* start DATASET EXTRACT *
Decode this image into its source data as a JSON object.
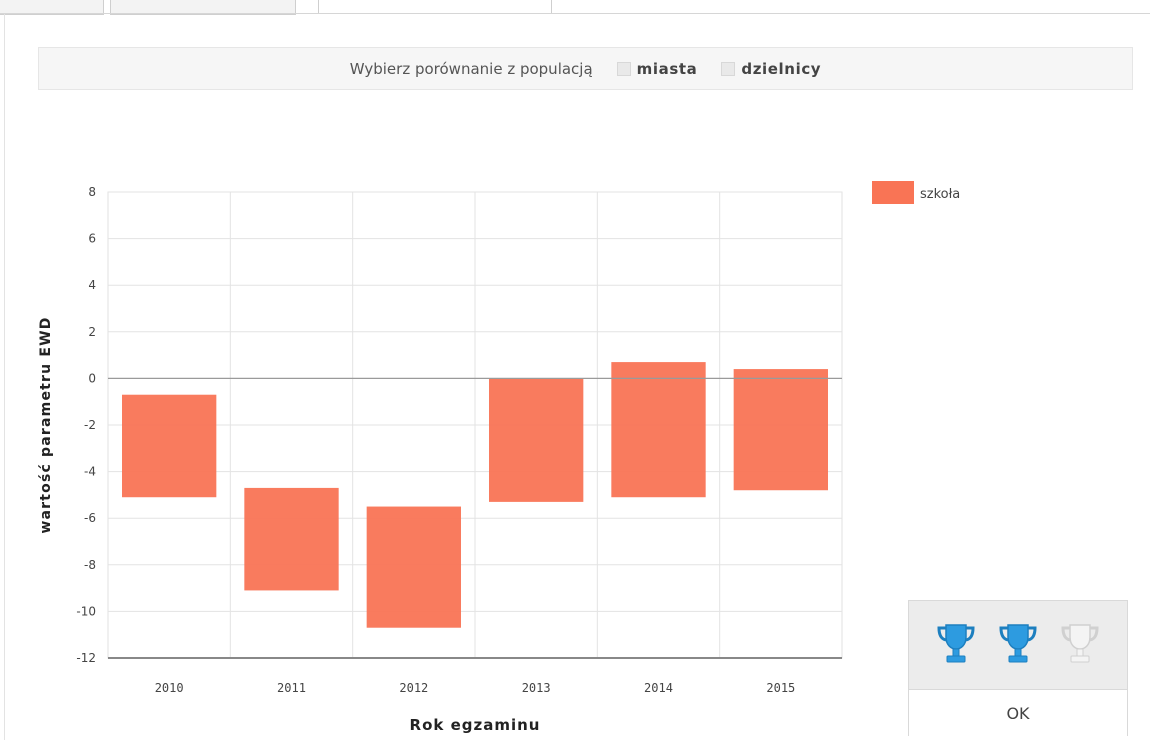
{
  "compare": {
    "prompt": "Wybierz porównanie z populacją",
    "option_city": "miasta",
    "option_district": "dzielnicy"
  },
  "awards": {
    "trophies": [
      {
        "icon": "trophy-icon",
        "state": "earned",
        "color": "#2d9be0"
      },
      {
        "icon": "trophy-icon",
        "state": "earned",
        "color": "#2d9be0"
      },
      {
        "icon": "trophy-icon",
        "state": "not-earned",
        "color": "#f4f4f4"
      }
    ],
    "ok_label": "OK"
  },
  "chart_data": {
    "type": "bar",
    "subtype": "floating-range",
    "categories": [
      "2010",
      "2011",
      "2012",
      "2013",
      "2014",
      "2015"
    ],
    "series": [
      {
        "name": "szkoła",
        "color": "#f97455",
        "low": [
          -5.1,
          -9.1,
          -10.7,
          -5.3,
          -5.1,
          -4.8
        ],
        "high": [
          -0.7,
          -4.7,
          -5.5,
          0.0,
          0.7,
          0.4
        ]
      }
    ],
    "xlabel": "Rok egzaminu",
    "ylabel": "wartość parametru EWD",
    "ylim": [
      -12,
      8
    ],
    "yticks": [
      -12,
      -10,
      -8,
      -6,
      -4,
      -2,
      0,
      2,
      4,
      6,
      8
    ],
    "grid": true,
    "legend_position": "top-right"
  }
}
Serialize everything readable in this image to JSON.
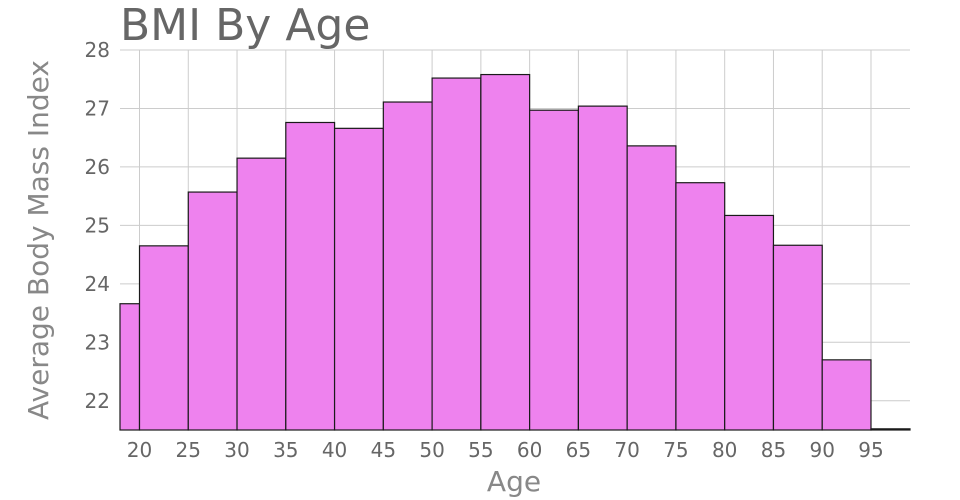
{
  "chart_data": {
    "type": "bar",
    "title": "BMI By Age",
    "xlabel": "Age",
    "ylabel": "Average Body Mass Index",
    "bin_width": 5,
    "bins": [
      {
        "start": 18,
        "end": 20,
        "value": 23.66
      },
      {
        "start": 20,
        "end": 25,
        "value": 24.65
      },
      {
        "start": 25,
        "end": 30,
        "value": 25.57
      },
      {
        "start": 30,
        "end": 35,
        "value": 26.15
      },
      {
        "start": 35,
        "end": 40,
        "value": 26.76
      },
      {
        "start": 40,
        "end": 45,
        "value": 26.66
      },
      {
        "start": 45,
        "end": 50,
        "value": 27.11
      },
      {
        "start": 50,
        "end": 55,
        "value": 27.52
      },
      {
        "start": 55,
        "end": 60,
        "value": 27.58
      },
      {
        "start": 60,
        "end": 65,
        "value": 26.97
      },
      {
        "start": 65,
        "end": 70,
        "value": 27.04
      },
      {
        "start": 70,
        "end": 75,
        "value": 26.36
      },
      {
        "start": 75,
        "end": 80,
        "value": 25.73
      },
      {
        "start": 80,
        "end": 85,
        "value": 25.17
      },
      {
        "start": 85,
        "end": 90,
        "value": 24.66
      },
      {
        "start": 90,
        "end": 95,
        "value": 22.7
      },
      {
        "start": 95,
        "end": 99,
        "value": 21.52
      }
    ],
    "xlim": [
      18,
      99
    ],
    "ylim": [
      21.5,
      28
    ],
    "x_ticks": [
      20,
      25,
      30,
      35,
      40,
      45,
      50,
      55,
      60,
      65,
      70,
      75,
      80,
      85,
      90,
      95
    ],
    "y_ticks": [
      22,
      23,
      24,
      25,
      26,
      27,
      28
    ],
    "grid": true,
    "bar_color": "#ee82ee",
    "edge_color": "#1a1a1a",
    "grid_color": "#cccccc"
  }
}
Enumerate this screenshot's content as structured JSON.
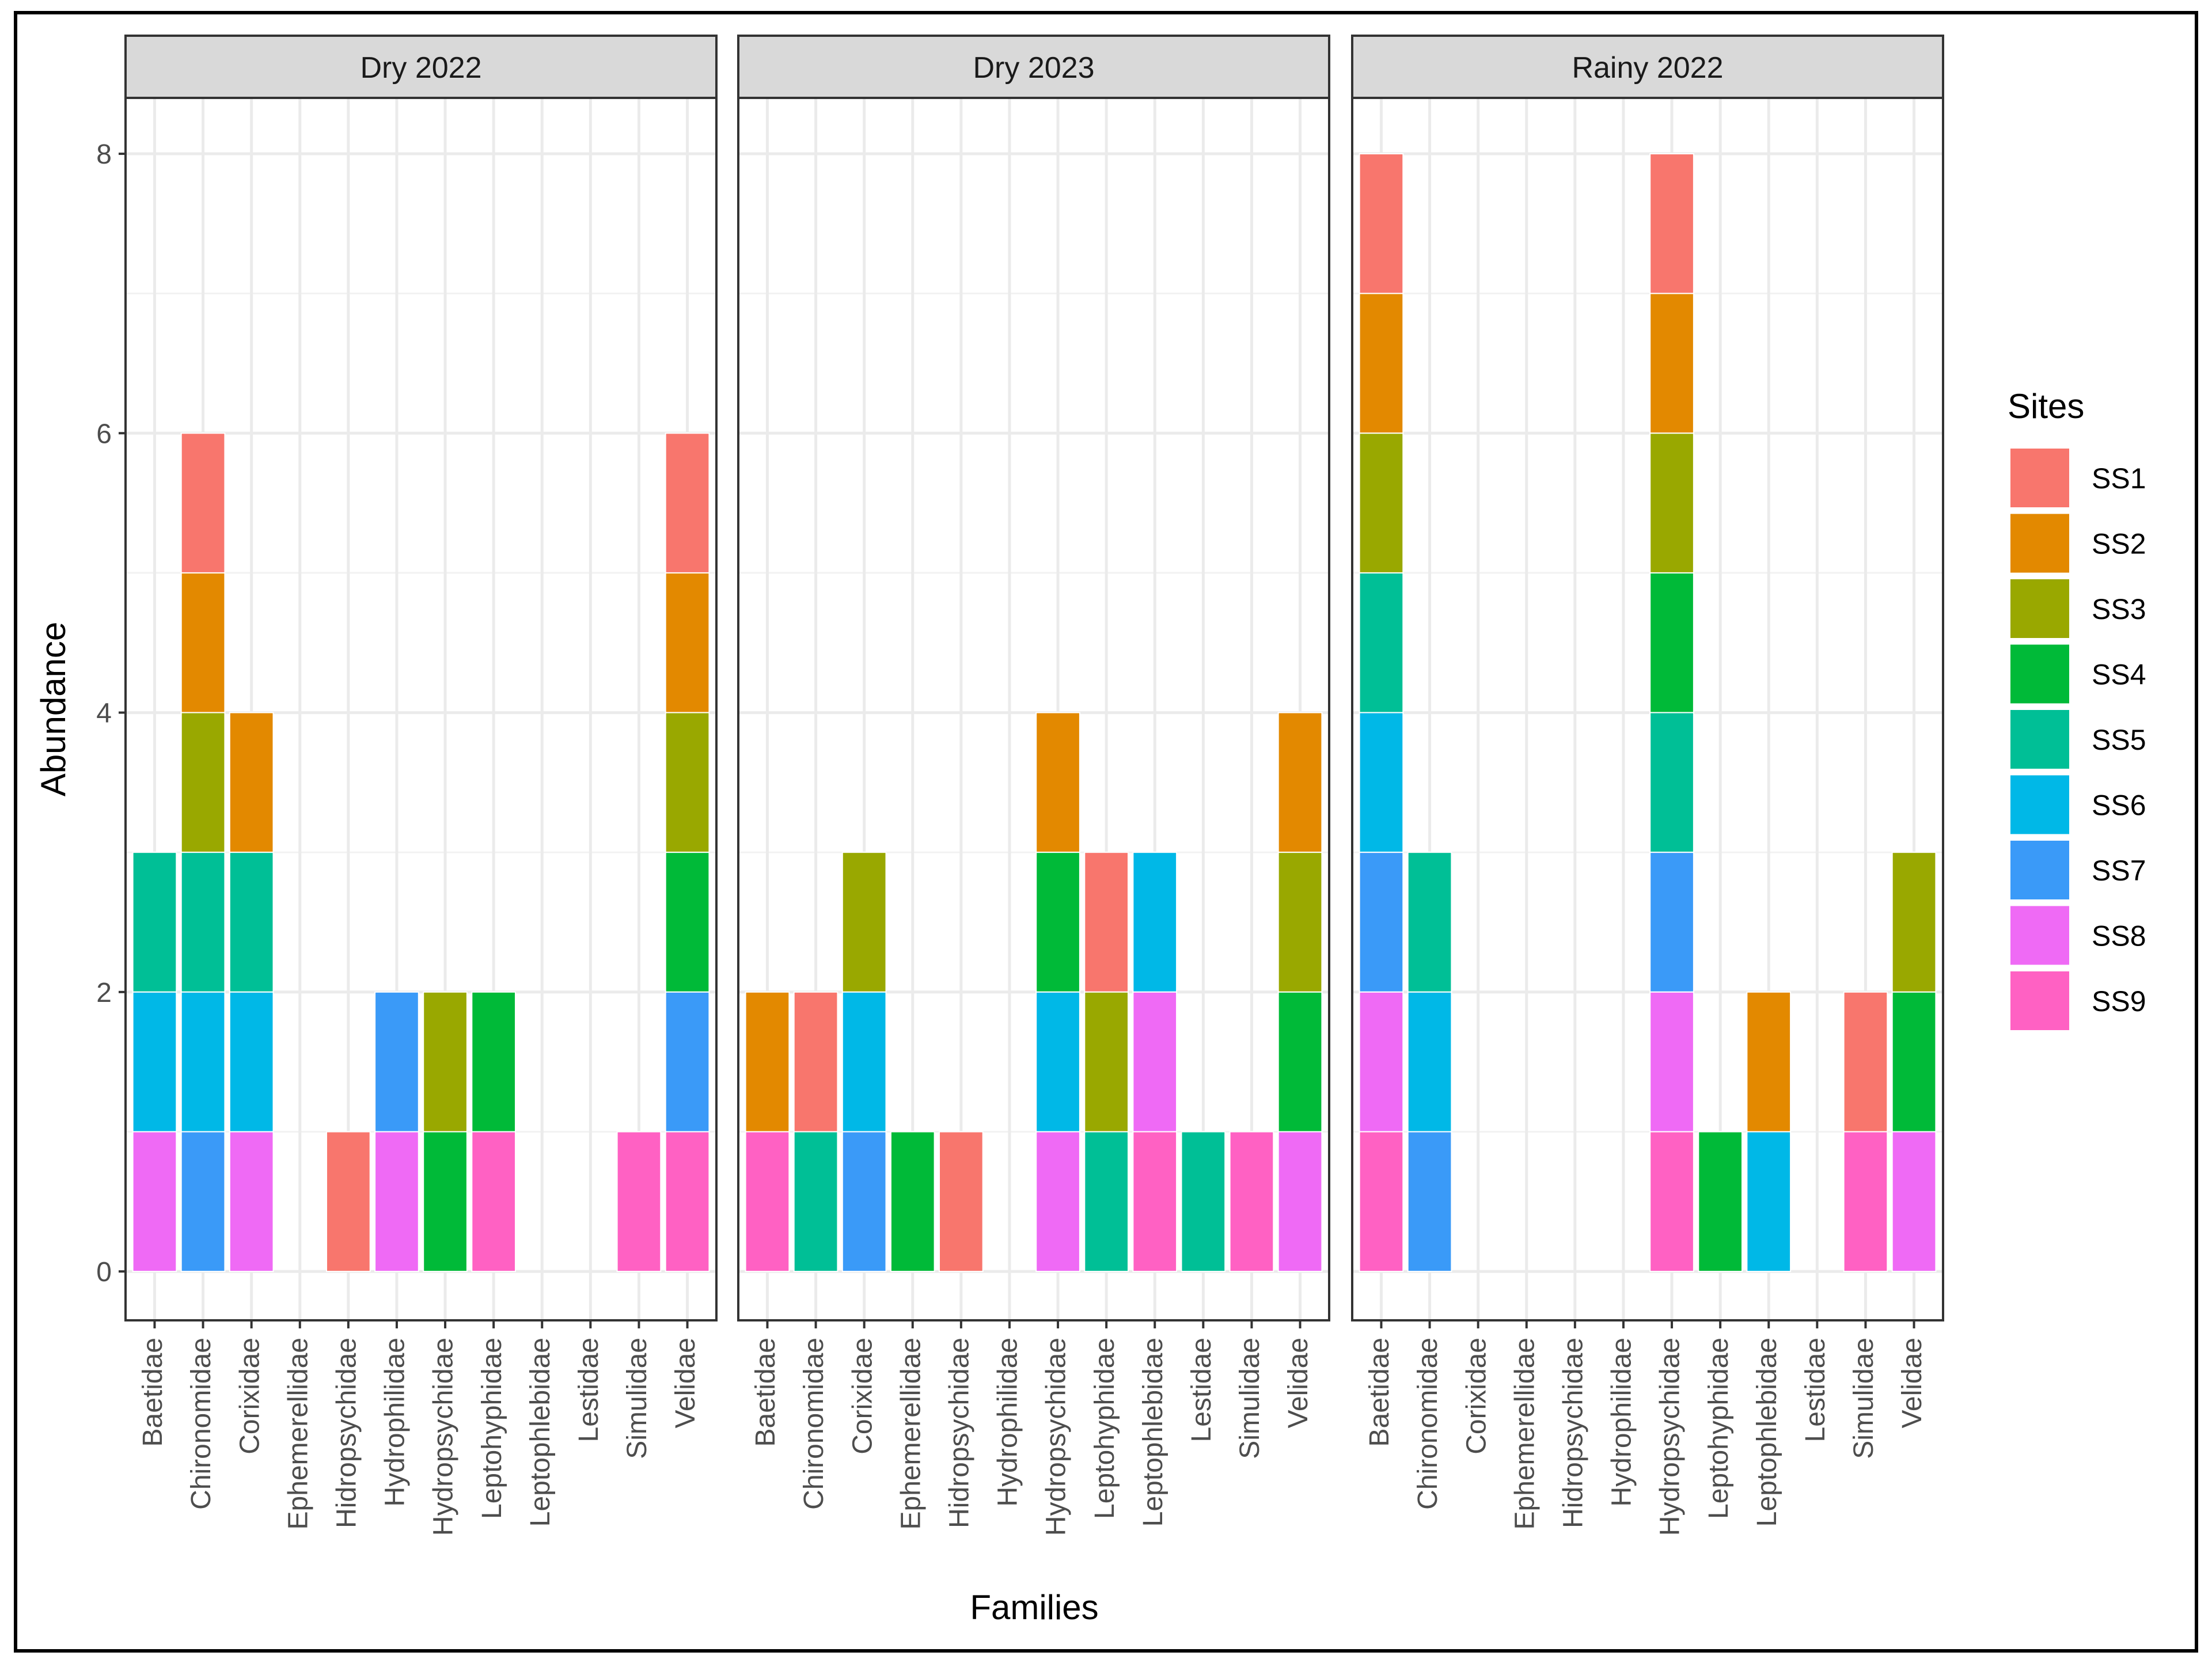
{
  "chart_data": {
    "type": "bar",
    "stacked": true,
    "xlabel": "Families",
    "ylabel": "Abundance",
    "ylim": [
      -0.35,
      8.4
    ],
    "yticks": [
      0,
      2,
      4,
      6,
      8
    ],
    "grid": true,
    "legend": {
      "title": "Sites",
      "position": "right",
      "entries": [
        "SS1",
        "SS2",
        "SS3",
        "SS4",
        "SS5",
        "SS6",
        "SS7",
        "SS8",
        "SS9"
      ]
    },
    "colors": {
      "SS1": "#F8766D",
      "SS2": "#E38900",
      "SS3": "#99A800",
      "SS4": "#00BA38",
      "SS5": "#00BF96",
      "SS6": "#00B8E7",
      "SS7": "#3A9AF8",
      "SS8": "#EF6AF5",
      "SS9": "#FF61C3"
    },
    "categories": [
      "Baetidae",
      "Chironomidae",
      "Corixidae",
      "Ephemerellidae",
      "Hidropsychidae",
      "Hydrophilidae",
      "Hydropsychidae",
      "Leptohyphidae",
      "Leptophlebidae",
      "Lestidae",
      "Simulidae",
      "Velidae"
    ],
    "panels": [
      {
        "title": "Dry 2022",
        "stacks": [
          [
            "SS5",
            "SS6",
            "SS8"
          ],
          [
            "SS1",
            "SS2",
            "SS3",
            "SS5",
            "SS6",
            "SS7"
          ],
          [
            "SS2",
            "SS5",
            "SS6",
            "SS8"
          ],
          [],
          [
            "SS1"
          ],
          [
            "SS7",
            "SS8"
          ],
          [
            "SS3",
            "SS4"
          ],
          [
            "SS4",
            "SS9"
          ],
          [],
          [],
          [
            "SS9"
          ],
          [
            "SS1",
            "SS2",
            "SS3",
            "SS4",
            "SS7",
            "SS9"
          ]
        ]
      },
      {
        "title": "Dry 2023",
        "stacks": [
          [
            "SS2",
            "SS9"
          ],
          [
            "SS1",
            "SS5"
          ],
          [
            "SS3",
            "SS6",
            "SS7"
          ],
          [
            "SS4"
          ],
          [
            "SS1"
          ],
          [],
          [
            "SS2",
            "SS4",
            "SS6",
            "SS8"
          ],
          [
            "SS1",
            "SS3",
            "SS5"
          ],
          [
            "SS6",
            "SS8",
            "SS9"
          ],
          [
            "SS5"
          ],
          [
            "SS9"
          ],
          [
            "SS2",
            "SS3",
            "SS4",
            "SS8"
          ]
        ]
      },
      {
        "title": "Rainy 2022",
        "stacks": [
          [
            "SS1",
            "SS2",
            "SS3",
            "SS5",
            "SS6",
            "SS7",
            "SS8",
            "SS9"
          ],
          [
            "SS5",
            "SS6",
            "SS7"
          ],
          [],
          [],
          [],
          [],
          [
            "SS1",
            "SS2",
            "SS3",
            "SS4",
            "SS5",
            "SS7",
            "SS8",
            "SS9"
          ],
          [
            "SS4"
          ],
          [
            "SS2",
            "SS6"
          ],
          [],
          [
            "SS1",
            "SS9"
          ],
          [
            "SS3",
            "SS4",
            "SS8"
          ]
        ]
      }
    ]
  }
}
* end DATASET EXTRACT *
TASK INSTRUCTIONS
Lines containing the string "ylabel" are to be selected and copied.

WRITTEN REPLY
    "ylabel": "wartość parametru EWD",
    "ylabel": "Average Body Mass Index",
    "ylabel": "Abundance",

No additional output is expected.